----- Supplied information -----
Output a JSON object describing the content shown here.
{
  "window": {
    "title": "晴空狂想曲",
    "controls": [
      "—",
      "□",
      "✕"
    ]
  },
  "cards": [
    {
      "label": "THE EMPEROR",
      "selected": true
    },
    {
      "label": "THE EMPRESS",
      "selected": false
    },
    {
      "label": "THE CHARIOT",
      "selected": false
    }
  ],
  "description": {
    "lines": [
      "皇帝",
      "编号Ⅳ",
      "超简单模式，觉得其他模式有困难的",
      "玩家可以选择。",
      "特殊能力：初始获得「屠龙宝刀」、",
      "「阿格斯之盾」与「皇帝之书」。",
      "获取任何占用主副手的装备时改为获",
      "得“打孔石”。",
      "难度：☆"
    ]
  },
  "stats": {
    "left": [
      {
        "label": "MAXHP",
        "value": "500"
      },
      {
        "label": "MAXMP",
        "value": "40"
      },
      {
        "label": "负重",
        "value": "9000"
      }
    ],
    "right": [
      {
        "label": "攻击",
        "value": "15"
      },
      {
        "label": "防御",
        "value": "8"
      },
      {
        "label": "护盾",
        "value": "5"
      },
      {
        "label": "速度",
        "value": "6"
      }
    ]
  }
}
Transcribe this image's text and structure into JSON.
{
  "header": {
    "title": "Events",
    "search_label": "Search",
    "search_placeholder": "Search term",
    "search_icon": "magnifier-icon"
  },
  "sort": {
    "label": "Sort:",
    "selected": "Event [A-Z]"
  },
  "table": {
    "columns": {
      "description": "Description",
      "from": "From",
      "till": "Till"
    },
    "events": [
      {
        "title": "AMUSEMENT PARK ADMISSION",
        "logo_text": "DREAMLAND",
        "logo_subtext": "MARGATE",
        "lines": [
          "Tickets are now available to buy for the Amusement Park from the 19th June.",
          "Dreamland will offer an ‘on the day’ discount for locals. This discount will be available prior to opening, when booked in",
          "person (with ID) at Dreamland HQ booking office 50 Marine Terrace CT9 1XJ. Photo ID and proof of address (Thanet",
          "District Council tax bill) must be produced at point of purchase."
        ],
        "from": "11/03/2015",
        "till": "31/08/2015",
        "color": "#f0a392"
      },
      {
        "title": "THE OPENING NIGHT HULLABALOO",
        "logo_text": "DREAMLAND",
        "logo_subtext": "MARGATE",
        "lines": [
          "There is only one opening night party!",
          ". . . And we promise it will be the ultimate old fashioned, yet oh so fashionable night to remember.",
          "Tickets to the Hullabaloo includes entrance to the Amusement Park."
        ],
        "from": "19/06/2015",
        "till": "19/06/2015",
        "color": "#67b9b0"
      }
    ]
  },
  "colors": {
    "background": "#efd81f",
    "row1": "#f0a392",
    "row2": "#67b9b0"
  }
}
-----
# [To be done]
Among the entries above, how many lines include the word "till"? Reply with the number only.

# [Response to this exercise]
3